>>

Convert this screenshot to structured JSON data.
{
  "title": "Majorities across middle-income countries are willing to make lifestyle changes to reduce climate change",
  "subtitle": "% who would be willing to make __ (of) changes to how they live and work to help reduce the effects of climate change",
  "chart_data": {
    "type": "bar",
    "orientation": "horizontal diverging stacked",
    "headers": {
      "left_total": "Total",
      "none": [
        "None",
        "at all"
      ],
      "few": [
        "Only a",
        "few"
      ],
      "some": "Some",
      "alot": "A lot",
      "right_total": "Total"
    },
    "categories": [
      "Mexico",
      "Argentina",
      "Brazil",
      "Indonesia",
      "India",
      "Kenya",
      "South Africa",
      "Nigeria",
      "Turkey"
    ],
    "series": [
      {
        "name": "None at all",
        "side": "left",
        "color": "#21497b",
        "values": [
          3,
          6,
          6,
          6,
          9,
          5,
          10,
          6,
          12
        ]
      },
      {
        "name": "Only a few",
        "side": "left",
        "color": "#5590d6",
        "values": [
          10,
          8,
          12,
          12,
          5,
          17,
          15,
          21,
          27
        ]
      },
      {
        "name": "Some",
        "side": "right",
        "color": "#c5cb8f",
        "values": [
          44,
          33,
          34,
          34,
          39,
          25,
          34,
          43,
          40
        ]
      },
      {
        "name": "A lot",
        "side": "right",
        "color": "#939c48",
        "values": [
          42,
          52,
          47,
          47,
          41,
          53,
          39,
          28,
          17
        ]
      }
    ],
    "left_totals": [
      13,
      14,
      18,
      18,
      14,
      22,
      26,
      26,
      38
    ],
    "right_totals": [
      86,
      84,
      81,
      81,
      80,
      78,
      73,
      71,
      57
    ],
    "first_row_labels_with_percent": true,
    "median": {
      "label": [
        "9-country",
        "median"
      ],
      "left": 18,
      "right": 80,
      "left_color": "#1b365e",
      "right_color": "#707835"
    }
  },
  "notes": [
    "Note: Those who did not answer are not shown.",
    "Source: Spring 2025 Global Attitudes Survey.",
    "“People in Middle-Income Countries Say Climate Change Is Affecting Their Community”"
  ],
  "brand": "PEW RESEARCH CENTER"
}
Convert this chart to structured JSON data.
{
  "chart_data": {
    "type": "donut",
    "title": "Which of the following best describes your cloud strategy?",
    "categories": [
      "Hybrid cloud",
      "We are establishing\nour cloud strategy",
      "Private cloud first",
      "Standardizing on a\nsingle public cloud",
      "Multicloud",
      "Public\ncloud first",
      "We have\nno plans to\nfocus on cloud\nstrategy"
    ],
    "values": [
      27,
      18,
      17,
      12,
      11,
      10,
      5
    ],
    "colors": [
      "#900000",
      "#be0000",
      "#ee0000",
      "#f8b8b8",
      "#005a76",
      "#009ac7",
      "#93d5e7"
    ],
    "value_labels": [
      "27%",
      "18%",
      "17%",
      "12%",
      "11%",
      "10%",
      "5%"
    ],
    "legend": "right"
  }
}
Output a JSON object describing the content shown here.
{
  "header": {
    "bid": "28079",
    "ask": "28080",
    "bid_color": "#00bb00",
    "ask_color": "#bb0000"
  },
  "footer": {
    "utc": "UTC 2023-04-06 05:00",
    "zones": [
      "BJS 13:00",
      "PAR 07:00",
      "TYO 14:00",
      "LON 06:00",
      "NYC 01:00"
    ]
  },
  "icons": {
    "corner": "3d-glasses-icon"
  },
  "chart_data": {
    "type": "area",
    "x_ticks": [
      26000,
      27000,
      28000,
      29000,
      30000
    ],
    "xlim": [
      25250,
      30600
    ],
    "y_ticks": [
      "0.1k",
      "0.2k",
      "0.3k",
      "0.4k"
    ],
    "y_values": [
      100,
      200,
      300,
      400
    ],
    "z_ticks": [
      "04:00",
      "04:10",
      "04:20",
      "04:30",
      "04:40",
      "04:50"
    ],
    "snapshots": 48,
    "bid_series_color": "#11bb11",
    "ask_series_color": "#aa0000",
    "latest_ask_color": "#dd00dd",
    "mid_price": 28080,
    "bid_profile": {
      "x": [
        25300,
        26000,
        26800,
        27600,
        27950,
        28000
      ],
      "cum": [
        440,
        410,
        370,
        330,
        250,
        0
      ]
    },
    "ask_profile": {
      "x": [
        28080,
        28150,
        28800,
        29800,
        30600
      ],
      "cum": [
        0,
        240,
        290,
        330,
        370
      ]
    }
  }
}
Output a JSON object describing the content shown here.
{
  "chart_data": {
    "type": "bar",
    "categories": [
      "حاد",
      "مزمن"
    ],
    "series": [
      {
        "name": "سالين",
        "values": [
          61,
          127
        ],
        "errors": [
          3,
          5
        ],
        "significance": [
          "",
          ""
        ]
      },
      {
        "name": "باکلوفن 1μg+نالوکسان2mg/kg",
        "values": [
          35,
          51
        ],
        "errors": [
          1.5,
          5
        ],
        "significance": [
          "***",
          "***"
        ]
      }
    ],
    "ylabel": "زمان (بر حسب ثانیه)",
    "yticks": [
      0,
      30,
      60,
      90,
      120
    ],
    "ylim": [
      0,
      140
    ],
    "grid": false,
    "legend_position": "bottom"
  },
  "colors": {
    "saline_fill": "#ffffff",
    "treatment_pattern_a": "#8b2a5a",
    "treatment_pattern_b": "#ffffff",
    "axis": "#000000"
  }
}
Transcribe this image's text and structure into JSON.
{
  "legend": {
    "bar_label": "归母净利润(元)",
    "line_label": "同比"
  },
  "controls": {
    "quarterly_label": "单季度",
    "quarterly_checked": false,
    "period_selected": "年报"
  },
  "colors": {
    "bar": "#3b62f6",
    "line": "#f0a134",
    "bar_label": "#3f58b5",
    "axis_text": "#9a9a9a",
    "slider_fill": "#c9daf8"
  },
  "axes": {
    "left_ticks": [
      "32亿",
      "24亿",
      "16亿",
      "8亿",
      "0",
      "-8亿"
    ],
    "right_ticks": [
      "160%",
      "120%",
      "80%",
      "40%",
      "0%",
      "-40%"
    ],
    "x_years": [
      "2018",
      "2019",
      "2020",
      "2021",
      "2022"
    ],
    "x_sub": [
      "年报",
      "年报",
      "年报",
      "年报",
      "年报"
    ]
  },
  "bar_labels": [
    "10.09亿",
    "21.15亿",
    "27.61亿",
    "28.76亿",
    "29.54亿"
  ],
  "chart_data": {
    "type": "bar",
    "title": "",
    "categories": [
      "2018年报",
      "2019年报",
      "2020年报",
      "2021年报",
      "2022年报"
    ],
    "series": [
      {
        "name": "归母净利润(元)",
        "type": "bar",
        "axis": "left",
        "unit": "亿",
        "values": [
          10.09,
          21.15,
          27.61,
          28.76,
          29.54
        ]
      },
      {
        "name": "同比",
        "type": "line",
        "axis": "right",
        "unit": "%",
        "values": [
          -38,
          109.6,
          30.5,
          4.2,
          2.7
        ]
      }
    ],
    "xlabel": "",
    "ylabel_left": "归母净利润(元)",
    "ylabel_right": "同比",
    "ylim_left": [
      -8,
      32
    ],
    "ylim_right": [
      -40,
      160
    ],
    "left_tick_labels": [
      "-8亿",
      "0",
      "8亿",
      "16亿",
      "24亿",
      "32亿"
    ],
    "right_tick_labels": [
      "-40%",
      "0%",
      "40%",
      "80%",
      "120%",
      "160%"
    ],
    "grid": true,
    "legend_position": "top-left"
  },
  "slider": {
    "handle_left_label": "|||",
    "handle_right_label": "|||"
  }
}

<<

> Task details: Write out the material from the first line to the last, exactly.

> Completed exercise:
Convert this screenshot to structured JSON data.
{
  "title": "Majorities across middle-income countries are willing to make lifestyle changes to reduce climate change",
  "subtitle": "% who would be willing to make __ (of) changes to how they live and work to help reduce the effects of climate change",
  "chart_data": {
    "type": "bar",
    "orientation": "horizontal diverging stacked",
    "headers": {
      "left_total": "Total",
      "none": [
        "None",
        "at all"
      ],
      "few": [
        "Only a",
        "few"
      ],
      "some": "Some",
      "alot": "A lot",
      "right_total": "Total"
    },
    "categories": [
      "Mexico",
      "Argentina",
      "Brazil",
      "Indonesia",
      "India",
      "Kenya",
      "South Africa",
      "Nigeria",
      "Turkey"
    ],
    "series": [
      {
        "name": "None at all",
        "side": "left",
        "color": "#21497b",
        "values": [
          3,
          6,
          6,
          6,
          9,
          5,
          10,
          6,
          12
        ]
      },
      {
        "name": "Only a few",
        "side": "left",
        "color": "#5590d6",
        "values": [
          10,
          8,
          12,
          12,
          5,
          17,
          15,
          21,
          27
        ]
      },
      {
        "name": "Some",
        "side": "right",
        "color": "#c5cb8f",
        "values": [
          44,
          33,
          34,
          34,
          39,
          25,
          34,
          43,
          40
        ]
      },
      {
        "name": "A lot",
        "side": "right",
        "color": "#939c48",
        "values": [
          42,
          52,
          47,
          47,
          41,
          53,
          39,
          28,
          17
        ]
      }
    ],
    "left_totals": [
      13,
      14,
      18,
      18,
      14,
      22,
      26,
      26,
      38
    ],
    "right_totals": [
      86,
      84,
      81,
      81,
      80,
      78,
      73,
      71,
      57
    ],
    "first_row_labels_with_percent": true,
    "median": {
      "label": [
        "9-country",
        "median"
      ],
      "left": 18,
      "right": 80,
      "left_color": "#1b365e",
      "right_color": "#707835"
    }
  },
  "notes": [
    "Note: Those who did not answer are not shown.",
    "Source: Spring 2025 Global Attitudes Survey.",
    "“People in Middle-Income Countries Say Climate Change Is Affecting Their Community”"
  ],
  "brand": "PEW RESEARCH CENTER"
}
Convert this chart to structured JSON data.
{
  "chart_data": {
    "type": "donut",
    "title": "Which of the following best describes your cloud strategy?",
    "categories": [
      "Hybrid cloud",
      "We are establishing\nour cloud strategy",
      "Private cloud first",
      "Standardizing on a\nsingle public cloud",
      "Multicloud",
      "Public\ncloud first",
      "We have\nno plans to\nfocus on cloud\nstrategy"
    ],
    "values": [
      27,
      18,
      17,
      12,
      11,
      10,
      5
    ],
    "colors": [
      "#900000",
      "#be0000",
      "#ee0000",
      "#f8b8b8",
      "#005a76",
      "#009ac7",
      "#93d5e7"
    ],
    "value_labels": [
      "27%",
      "18%",
      "17%",
      "12%",
      "11%",
      "10%",
      "5%"
    ],
    "legend": "right"
  }
}
Output a JSON object describing the content shown here.
{
  "header": {
    "bid": "28079",
    "ask": "28080",
    "bid_color": "#00bb00",
    "ask_color": "#bb0000"
  },
  "footer": {
    "utc": "UTC 2023-04-06 05:00",
    "zones": [
      "BJS 13:00",
      "PAR 07:00",
      "TYO 14:00",
      "LON 06:00",
      "NYC 01:00"
    ]
  },
  "icons": {
    "corner": "3d-glasses-icon"
  },
  "chart_data": {
    "type": "area",
    "x_ticks": [
      26000,
      27000,
      28000,
      29000,
      30000
    ],
    "xlim": [
      25250,
      30600
    ],
    "y_ticks": [
      "0.1k",
      "0.2k",
      "0.3k",
      "0.4k"
    ],
    "y_values": [
      100,
      200,
      300,
      400
    ],
    "z_ticks": [
      "04:00",
      "04:10",
      "04:20",
      "04:30",
      "04:40",
      "04:50"
    ],
    "snapshots": 48,
    "bid_series_color": "#11bb11",
    "ask_series_color": "#aa0000",
    "latest_ask_color": "#dd00dd",
    "mid_price": 28080,
    "bid_profile": {
      "x": [
        25300,
        26000,
        26800,
        27600,
        27950,
        28000
      ],
      "cum": [
        440,
        410,
        370,
        330,
        250,
        0
      ]
    },
    "ask_profile": {
      "x": [
        28080,
        28150,
        28800,
        29800,
        30600
      ],
      "cum": [
        0,
        240,
        290,
        330,
        370
      ]
    }
  }
}
Output a JSON object describing the content shown here.
{
  "chart_data": {
    "type": "bar",
    "categories": [
      "حاد",
      "مزمن"
    ],
    "series": [
      {
        "name": "سالين",
        "values": [
          61,
          127
        ],
        "errors": [
          3,
          5
        ],
        "significance": [
          "",
          ""
        ]
      },
      {
        "name": "باکلوفن 1μg+نالوکسان2mg/kg",
        "values": [
          35,
          51
        ],
        "errors": [
          1.5,
          5
        ],
        "significance": [
          "***",
          "***"
        ]
      }
    ],
    "ylabel": "زمان (بر حسب ثانیه)",
    "yticks": [
      0,
      30,
      60,
      90,
      120
    ],
    "ylim": [
      0,
      140
    ],
    "grid": false,
    "legend_position": "bottom"
  },
  "colors": {
    "saline_fill": "#ffffff",
    "treatment_pattern_a": "#8b2a5a",
    "treatment_pattern_b": "#ffffff",
    "axis": "#000000"
  }
}
Transcribe this image's text and structure into JSON.
{
  "legend": {
    "bar_label": "归母净利润(元)",
    "line_label": "同比"
  },
  "controls": {
    "quarterly_label": "单季度",
    "quarterly_checked": false,
    "period_selected": "年报"
  },
  "colors": {
    "bar": "#3b62f6",
    "line": "#f0a134",
    "bar_label": "#3f58b5",
    "axis_text": "#9a9a9a",
    "slider_fill": "#c9daf8"
  },
  "axes": {
    "left_ticks": [
      "32亿",
      "24亿",
      "16亿",
      "8亿",
      "0",
      "-8亿"
    ],
    "right_ticks": [
      "160%",
      "120%",
      "80%",
      "40%",
      "0%",
      "-40%"
    ],
    "x_years": [
      "2018",
      "2019",
      "2020",
      "2021",
      "2022"
    ],
    "x_sub": [
      "年报",
      "年报",
      "年报",
      "年报",
      "年报"
    ]
  },
  "bar_labels": [
    "10.09亿",
    "21.15亿",
    "27.61亿",
    "28.76亿",
    "29.54亿"
  ],
  "chart_data": {
    "type": "bar",
    "title": "",
    "categories": [
      "2018年报",
      "2019年报",
      "2020年报",
      "2021年报",
      "2022年报"
    ],
    "series": [
      {
        "name": "归母净利润(元)",
        "type": "bar",
        "axis": "left",
        "unit": "亿",
        "values": [
          10.09,
          21.15,
          27.61,
          28.76,
          29.54
        ]
      },
      {
        "name": "同比",
        "type": "line",
        "axis": "right",
        "unit": "%",
        "values": [
          -38,
          109.6,
          30.5,
          4.2,
          2.7
        ]
      }
    ],
    "xlabel": "",
    "ylabel_left": "归母净利润(元)",
    "ylabel_right": "同比",
    "ylim_left": [
      -8,
      32
    ],
    "ylim_right": [
      -40,
      160
    ],
    "left_tick_labels": [
      "-8亿",
      "0",
      "8亿",
      "16亿",
      "24亿",
      "32亿"
    ],
    "right_tick_labels": [
      "-40%",
      "0%",
      "40%",
      "80%",
      "120%",
      "160%"
    ],
    "grid": true,
    "legend_position": "top-left"
  },
  "slider": {
    "handle_left_label": "|||",
    "handle_right_label": "|||"
  }
}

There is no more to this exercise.